* **The input**
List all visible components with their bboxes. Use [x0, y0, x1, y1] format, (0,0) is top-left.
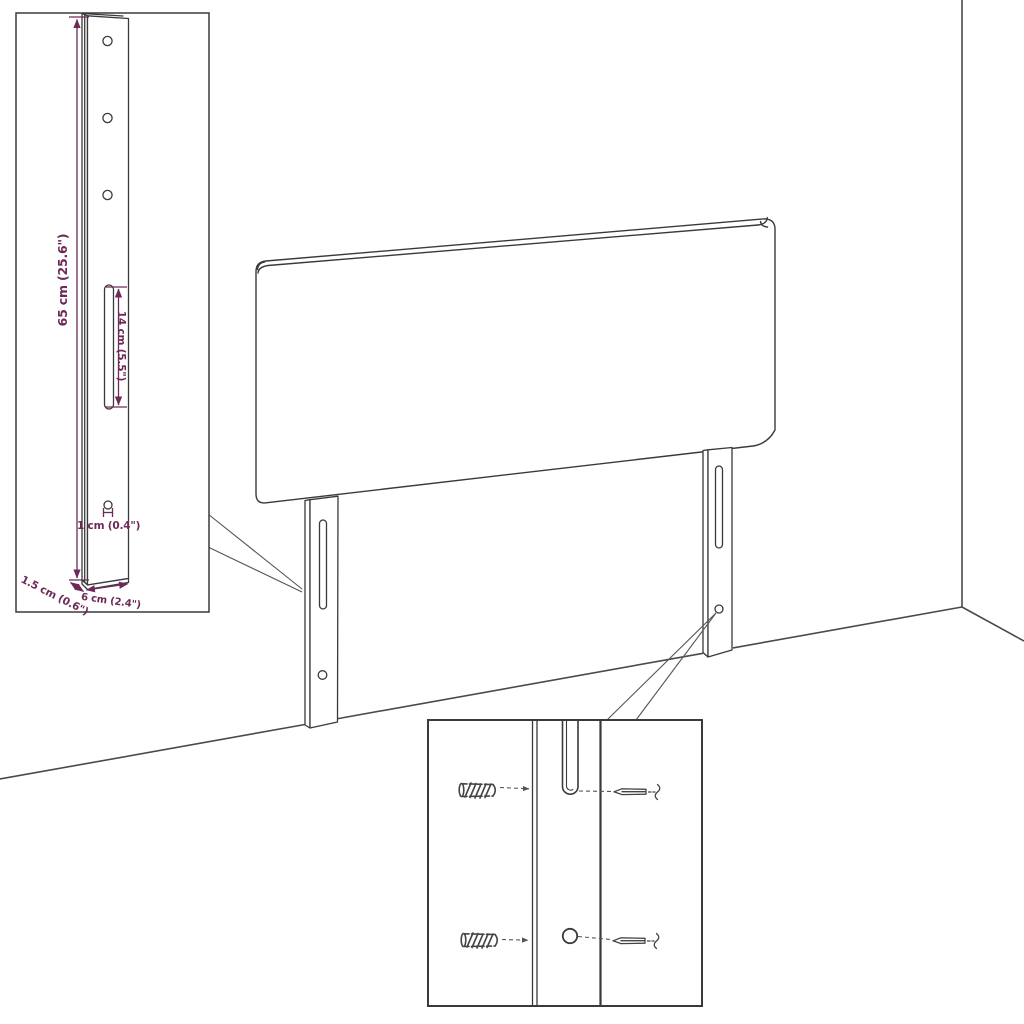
dimension-hole-diameter: 1 cm (0.4")	[77, 520, 140, 532]
mounting-hole-icon	[103, 113, 112, 122]
product-diagram: 65 cm (25.6") 14 cm (5.5") 1 cm (0.4") 1…	[0, 0, 1024, 1024]
floor-line-left	[733, 607, 962, 648]
diagram-canvas: 65 cm (25.6") 14 cm (5.5") 1 cm (0.4") 1…	[0, 0, 1024, 1024]
floor-line-right	[962, 607, 1024, 641]
bracket-detail-inset: 65 cm (25.6") 14 cm (5.5") 1 cm (0.4") 1…	[16, 13, 209, 618]
right-leg-slot	[716, 466, 723, 548]
left-leg-hole	[318, 671, 327, 680]
dimension-total-height: 65 cm (25.6")	[55, 234, 70, 327]
right-leg-side-face	[703, 450, 708, 657]
left-leg	[305, 496, 338, 728]
callout-lines	[208, 514, 716, 720]
floor-line-left	[0, 725, 305, 780]
left-leg-slot	[320, 520, 327, 609]
left-leg-side-face	[305, 500, 310, 728]
dimension-slot-length: 14 cm (5.5")	[115, 311, 127, 381]
bracket-drawing	[82, 14, 129, 590]
right-leg	[703, 448, 732, 658]
floor-line-left	[338, 653, 703, 718]
mounting-callout-line	[636, 613, 716, 720]
right-leg-hole	[715, 605, 723, 613]
headboard-panel	[256, 218, 775, 503]
bracket-small-hole	[104, 501, 112, 509]
headboard-outline	[256, 219, 775, 503]
mounting-hole-icon	[103, 190, 112, 199]
mounting-hole-icon	[103, 36, 112, 45]
mounting-detail-inset	[428, 720, 702, 1006]
mounting-callout-line	[607, 613, 716, 720]
mounting-inset-border	[428, 720, 702, 1006]
bracket-callout-line	[208, 547, 302, 592]
bracket-callout-line	[208, 514, 302, 589]
bracket-slot	[105, 285, 114, 409]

* **Written request**
Copy the listing verbatim, beginning at the line that contains "dimension-hole-diameter: 1 cm" and stopping after the line that contains "501, 112, 509]".

* **Exercise response**
dimension-hole-diameter: 1 cm (0.4")	[77, 520, 140, 532]
mounting-hole-icon	[103, 113, 112, 122]
product-diagram: 65 cm (25.6") 14 cm (5.5") 1 cm (0.4") 1…	[0, 0, 1024, 1024]
floor-line-left	[733, 607, 962, 648]
diagram-canvas: 65 cm (25.6") 14 cm (5.5") 1 cm (0.4") 1…	[0, 0, 1024, 1024]
floor-line-right	[962, 607, 1024, 641]
bracket-detail-inset: 65 cm (25.6") 14 cm (5.5") 1 cm (0.4") 1…	[16, 13, 209, 618]
right-leg-slot	[716, 466, 723, 548]
left-leg-hole	[318, 671, 327, 680]
dimension-total-height: 65 cm (25.6")	[55, 234, 70, 327]
right-leg-side-face	[703, 450, 708, 657]
left-leg	[305, 496, 338, 728]
callout-lines	[208, 514, 716, 720]
floor-line-left	[0, 725, 305, 780]
left-leg-slot	[320, 520, 327, 609]
left-leg-side-face	[305, 500, 310, 728]
dimension-slot-length: 14 cm (5.5")	[115, 311, 127, 381]
bracket-drawing	[82, 14, 129, 590]
right-leg	[703, 448, 732, 658]
floor-line-left	[338, 653, 703, 718]
mounting-callout-line	[636, 613, 716, 720]
right-leg-hole	[715, 605, 723, 613]
headboard-panel	[256, 218, 775, 503]
bracket-small-hole	[104, 501, 112, 509]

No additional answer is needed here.